* _REQUIRED WORK_:
The records below are to be copied word for word, with every picture left out.

* _RECORDS PROVIDED_:
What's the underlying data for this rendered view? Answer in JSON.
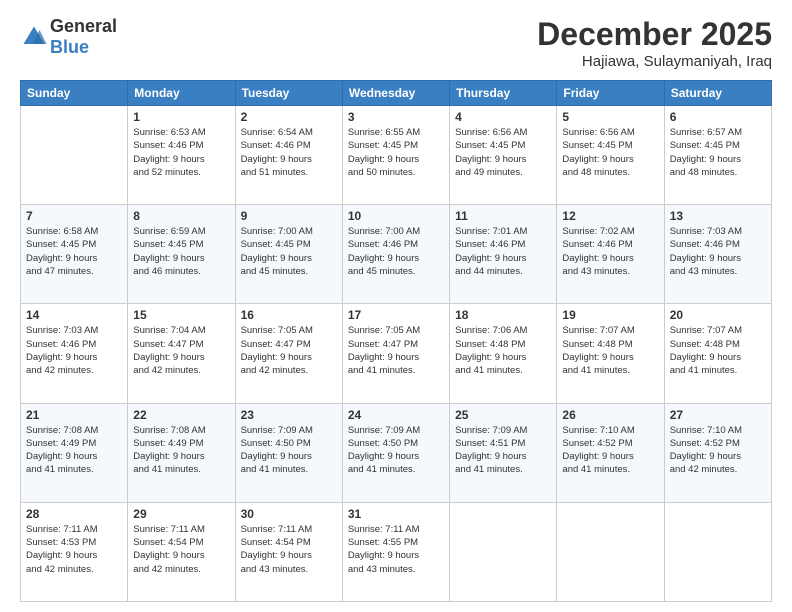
{
  "logo": {
    "general": "General",
    "blue": "Blue"
  },
  "header": {
    "month": "December 2025",
    "location": "Hajiawa, Sulaymaniyah, Iraq"
  },
  "weekdays": [
    "Sunday",
    "Monday",
    "Tuesday",
    "Wednesday",
    "Thursday",
    "Friday",
    "Saturday"
  ],
  "weeks": [
    [
      {
        "day": "",
        "info": ""
      },
      {
        "day": "1",
        "info": "Sunrise: 6:53 AM\nSunset: 4:46 PM\nDaylight: 9 hours\nand 52 minutes."
      },
      {
        "day": "2",
        "info": "Sunrise: 6:54 AM\nSunset: 4:46 PM\nDaylight: 9 hours\nand 51 minutes."
      },
      {
        "day": "3",
        "info": "Sunrise: 6:55 AM\nSunset: 4:45 PM\nDaylight: 9 hours\nand 50 minutes."
      },
      {
        "day": "4",
        "info": "Sunrise: 6:56 AM\nSunset: 4:45 PM\nDaylight: 9 hours\nand 49 minutes."
      },
      {
        "day": "5",
        "info": "Sunrise: 6:56 AM\nSunset: 4:45 PM\nDaylight: 9 hours\nand 48 minutes."
      },
      {
        "day": "6",
        "info": "Sunrise: 6:57 AM\nSunset: 4:45 PM\nDaylight: 9 hours\nand 48 minutes."
      }
    ],
    [
      {
        "day": "7",
        "info": "Sunrise: 6:58 AM\nSunset: 4:45 PM\nDaylight: 9 hours\nand 47 minutes."
      },
      {
        "day": "8",
        "info": "Sunrise: 6:59 AM\nSunset: 4:45 PM\nDaylight: 9 hours\nand 46 minutes."
      },
      {
        "day": "9",
        "info": "Sunrise: 7:00 AM\nSunset: 4:45 PM\nDaylight: 9 hours\nand 45 minutes."
      },
      {
        "day": "10",
        "info": "Sunrise: 7:00 AM\nSunset: 4:46 PM\nDaylight: 9 hours\nand 45 minutes."
      },
      {
        "day": "11",
        "info": "Sunrise: 7:01 AM\nSunset: 4:46 PM\nDaylight: 9 hours\nand 44 minutes."
      },
      {
        "day": "12",
        "info": "Sunrise: 7:02 AM\nSunset: 4:46 PM\nDaylight: 9 hours\nand 43 minutes."
      },
      {
        "day": "13",
        "info": "Sunrise: 7:03 AM\nSunset: 4:46 PM\nDaylight: 9 hours\nand 43 minutes."
      }
    ],
    [
      {
        "day": "14",
        "info": "Sunrise: 7:03 AM\nSunset: 4:46 PM\nDaylight: 9 hours\nand 42 minutes."
      },
      {
        "day": "15",
        "info": "Sunrise: 7:04 AM\nSunset: 4:47 PM\nDaylight: 9 hours\nand 42 minutes."
      },
      {
        "day": "16",
        "info": "Sunrise: 7:05 AM\nSunset: 4:47 PM\nDaylight: 9 hours\nand 42 minutes."
      },
      {
        "day": "17",
        "info": "Sunrise: 7:05 AM\nSunset: 4:47 PM\nDaylight: 9 hours\nand 41 minutes."
      },
      {
        "day": "18",
        "info": "Sunrise: 7:06 AM\nSunset: 4:48 PM\nDaylight: 9 hours\nand 41 minutes."
      },
      {
        "day": "19",
        "info": "Sunrise: 7:07 AM\nSunset: 4:48 PM\nDaylight: 9 hours\nand 41 minutes."
      },
      {
        "day": "20",
        "info": "Sunrise: 7:07 AM\nSunset: 4:48 PM\nDaylight: 9 hours\nand 41 minutes."
      }
    ],
    [
      {
        "day": "21",
        "info": "Sunrise: 7:08 AM\nSunset: 4:49 PM\nDaylight: 9 hours\nand 41 minutes."
      },
      {
        "day": "22",
        "info": "Sunrise: 7:08 AM\nSunset: 4:49 PM\nDaylight: 9 hours\nand 41 minutes."
      },
      {
        "day": "23",
        "info": "Sunrise: 7:09 AM\nSunset: 4:50 PM\nDaylight: 9 hours\nand 41 minutes."
      },
      {
        "day": "24",
        "info": "Sunrise: 7:09 AM\nSunset: 4:50 PM\nDaylight: 9 hours\nand 41 minutes."
      },
      {
        "day": "25",
        "info": "Sunrise: 7:09 AM\nSunset: 4:51 PM\nDaylight: 9 hours\nand 41 minutes."
      },
      {
        "day": "26",
        "info": "Sunrise: 7:10 AM\nSunset: 4:52 PM\nDaylight: 9 hours\nand 41 minutes."
      },
      {
        "day": "27",
        "info": "Sunrise: 7:10 AM\nSunset: 4:52 PM\nDaylight: 9 hours\nand 42 minutes."
      }
    ],
    [
      {
        "day": "28",
        "info": "Sunrise: 7:11 AM\nSunset: 4:53 PM\nDaylight: 9 hours\nand 42 minutes."
      },
      {
        "day": "29",
        "info": "Sunrise: 7:11 AM\nSunset: 4:54 PM\nDaylight: 9 hours\nand 42 minutes."
      },
      {
        "day": "30",
        "info": "Sunrise: 7:11 AM\nSunset: 4:54 PM\nDaylight: 9 hours\nand 43 minutes."
      },
      {
        "day": "31",
        "info": "Sunrise: 7:11 AM\nSunset: 4:55 PM\nDaylight: 9 hours\nand 43 minutes."
      },
      {
        "day": "",
        "info": ""
      },
      {
        "day": "",
        "info": ""
      },
      {
        "day": "",
        "info": ""
      }
    ]
  ]
}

* _FULL ANSWER_:
What's the underlying data for this rendered view? Answer in JSON.
{
  "logo": {
    "general": "General",
    "blue": "Blue"
  },
  "header": {
    "month": "December 2025",
    "location": "Hajiawa, Sulaymaniyah, Iraq"
  },
  "weekdays": [
    "Sunday",
    "Monday",
    "Tuesday",
    "Wednesday",
    "Thursday",
    "Friday",
    "Saturday"
  ],
  "weeks": [
    [
      {
        "day": "",
        "info": ""
      },
      {
        "day": "1",
        "info": "Sunrise: 6:53 AM\nSunset: 4:46 PM\nDaylight: 9 hours\nand 52 minutes."
      },
      {
        "day": "2",
        "info": "Sunrise: 6:54 AM\nSunset: 4:46 PM\nDaylight: 9 hours\nand 51 minutes."
      },
      {
        "day": "3",
        "info": "Sunrise: 6:55 AM\nSunset: 4:45 PM\nDaylight: 9 hours\nand 50 minutes."
      },
      {
        "day": "4",
        "info": "Sunrise: 6:56 AM\nSunset: 4:45 PM\nDaylight: 9 hours\nand 49 minutes."
      },
      {
        "day": "5",
        "info": "Sunrise: 6:56 AM\nSunset: 4:45 PM\nDaylight: 9 hours\nand 48 minutes."
      },
      {
        "day": "6",
        "info": "Sunrise: 6:57 AM\nSunset: 4:45 PM\nDaylight: 9 hours\nand 48 minutes."
      }
    ],
    [
      {
        "day": "7",
        "info": "Sunrise: 6:58 AM\nSunset: 4:45 PM\nDaylight: 9 hours\nand 47 minutes."
      },
      {
        "day": "8",
        "info": "Sunrise: 6:59 AM\nSunset: 4:45 PM\nDaylight: 9 hours\nand 46 minutes."
      },
      {
        "day": "9",
        "info": "Sunrise: 7:00 AM\nSunset: 4:45 PM\nDaylight: 9 hours\nand 45 minutes."
      },
      {
        "day": "10",
        "info": "Sunrise: 7:00 AM\nSunset: 4:46 PM\nDaylight: 9 hours\nand 45 minutes."
      },
      {
        "day": "11",
        "info": "Sunrise: 7:01 AM\nSunset: 4:46 PM\nDaylight: 9 hours\nand 44 minutes."
      },
      {
        "day": "12",
        "info": "Sunrise: 7:02 AM\nSunset: 4:46 PM\nDaylight: 9 hours\nand 43 minutes."
      },
      {
        "day": "13",
        "info": "Sunrise: 7:03 AM\nSunset: 4:46 PM\nDaylight: 9 hours\nand 43 minutes."
      }
    ],
    [
      {
        "day": "14",
        "info": "Sunrise: 7:03 AM\nSunset: 4:46 PM\nDaylight: 9 hours\nand 42 minutes."
      },
      {
        "day": "15",
        "info": "Sunrise: 7:04 AM\nSunset: 4:47 PM\nDaylight: 9 hours\nand 42 minutes."
      },
      {
        "day": "16",
        "info": "Sunrise: 7:05 AM\nSunset: 4:47 PM\nDaylight: 9 hours\nand 42 minutes."
      },
      {
        "day": "17",
        "info": "Sunrise: 7:05 AM\nSunset: 4:47 PM\nDaylight: 9 hours\nand 41 minutes."
      },
      {
        "day": "18",
        "info": "Sunrise: 7:06 AM\nSunset: 4:48 PM\nDaylight: 9 hours\nand 41 minutes."
      },
      {
        "day": "19",
        "info": "Sunrise: 7:07 AM\nSunset: 4:48 PM\nDaylight: 9 hours\nand 41 minutes."
      },
      {
        "day": "20",
        "info": "Sunrise: 7:07 AM\nSunset: 4:48 PM\nDaylight: 9 hours\nand 41 minutes."
      }
    ],
    [
      {
        "day": "21",
        "info": "Sunrise: 7:08 AM\nSunset: 4:49 PM\nDaylight: 9 hours\nand 41 minutes."
      },
      {
        "day": "22",
        "info": "Sunrise: 7:08 AM\nSunset: 4:49 PM\nDaylight: 9 hours\nand 41 minutes."
      },
      {
        "day": "23",
        "info": "Sunrise: 7:09 AM\nSunset: 4:50 PM\nDaylight: 9 hours\nand 41 minutes."
      },
      {
        "day": "24",
        "info": "Sunrise: 7:09 AM\nSunset: 4:50 PM\nDaylight: 9 hours\nand 41 minutes."
      },
      {
        "day": "25",
        "info": "Sunrise: 7:09 AM\nSunset: 4:51 PM\nDaylight: 9 hours\nand 41 minutes."
      },
      {
        "day": "26",
        "info": "Sunrise: 7:10 AM\nSunset: 4:52 PM\nDaylight: 9 hours\nand 41 minutes."
      },
      {
        "day": "27",
        "info": "Sunrise: 7:10 AM\nSunset: 4:52 PM\nDaylight: 9 hours\nand 42 minutes."
      }
    ],
    [
      {
        "day": "28",
        "info": "Sunrise: 7:11 AM\nSunset: 4:53 PM\nDaylight: 9 hours\nand 42 minutes."
      },
      {
        "day": "29",
        "info": "Sunrise: 7:11 AM\nSunset: 4:54 PM\nDaylight: 9 hours\nand 42 minutes."
      },
      {
        "day": "30",
        "info": "Sunrise: 7:11 AM\nSunset: 4:54 PM\nDaylight: 9 hours\nand 43 minutes."
      },
      {
        "day": "31",
        "info": "Sunrise: 7:11 AM\nSunset: 4:55 PM\nDaylight: 9 hours\nand 43 minutes."
      },
      {
        "day": "",
        "info": ""
      },
      {
        "day": "",
        "info": ""
      },
      {
        "day": "",
        "info": ""
      }
    ]
  ]
}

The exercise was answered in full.